>> BEGIN TASK DATA
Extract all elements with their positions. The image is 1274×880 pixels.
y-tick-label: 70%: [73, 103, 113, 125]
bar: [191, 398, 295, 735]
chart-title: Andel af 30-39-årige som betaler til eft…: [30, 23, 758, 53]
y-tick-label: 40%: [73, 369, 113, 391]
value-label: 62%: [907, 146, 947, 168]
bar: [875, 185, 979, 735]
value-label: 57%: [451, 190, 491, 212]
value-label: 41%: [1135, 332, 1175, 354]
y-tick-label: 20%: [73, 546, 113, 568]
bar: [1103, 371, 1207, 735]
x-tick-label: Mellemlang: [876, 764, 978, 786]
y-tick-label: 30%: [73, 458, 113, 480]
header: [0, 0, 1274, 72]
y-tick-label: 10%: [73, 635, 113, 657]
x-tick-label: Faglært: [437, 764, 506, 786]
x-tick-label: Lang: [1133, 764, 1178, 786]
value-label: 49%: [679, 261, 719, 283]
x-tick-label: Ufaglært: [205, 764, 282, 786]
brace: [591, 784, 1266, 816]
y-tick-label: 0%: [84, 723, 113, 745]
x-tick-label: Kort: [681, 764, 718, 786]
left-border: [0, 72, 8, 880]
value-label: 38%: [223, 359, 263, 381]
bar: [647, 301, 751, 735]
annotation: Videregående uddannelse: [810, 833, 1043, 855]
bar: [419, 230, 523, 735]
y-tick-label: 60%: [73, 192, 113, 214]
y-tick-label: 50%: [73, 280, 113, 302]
>> END TASK DATA
Convert every line of the records into a JSON list of strings with one string per line, leaving out blank lines.

[
  "Extract all elements with their positions. The image is 1274×880 pixels.",
  "y-tick-label: 70%: [73, 103, 113, 125]",
  "bar: [191, 398, 295, 735]",
  "chart-title: Andel af 30-39-årige som betaler til eft…: [30, 23, 758, 53]",
  "y-tick-label: 40%: [73, 369, 113, 391]",
  "value-label: 62%: [907, 146, 947, 168]",
  "bar: [875, 185, 979, 735]",
  "value-label: 57%: [451, 190, 491, 212]",
  "value-label: 41%: [1135, 332, 1175, 354]",
  "y-tick-label: 20%: [73, 546, 113, 568]",
  "bar: [1103, 371, 1207, 735]",
  "x-tick-label: Mellemlang: [876, 764, 978, 786]",
  "y-tick-label: 30%: [73, 458, 113, 480]",
  "header: [0, 0, 1274, 72]",
  "y-tick-label: 10%: [73, 635, 113, 657]",
  "x-tick-label: Faglært: [437, 764, 506, 786]",
  "x-tick-label: Lang: [1133, 764, 1178, 786]",
  "value-label: 49%: [679, 261, 719, 283]",
  "x-tick-label: Ufaglært: [205, 764, 282, 786]",
  "brace: [591, 784, 1266, 816]",
  "y-tick-label: 0%: [84, 723, 113, 745]",
  "x-tick-label: Kort: [681, 764, 718, 786]",
  "left-border: [0, 72, 8, 880]",
  "value-label: 38%: [223, 359, 263, 381]",
  "bar: [647, 301, 751, 735]",
  "annotation: Videregående uddannelse: [810, 833, 1043, 855]",
  "bar: [419, 230, 523, 735]",
  "y-tick-label: 60%: [73, 192, 113, 214]",
  "y-tick-label: 50%: [73, 280, 113, 302]"
]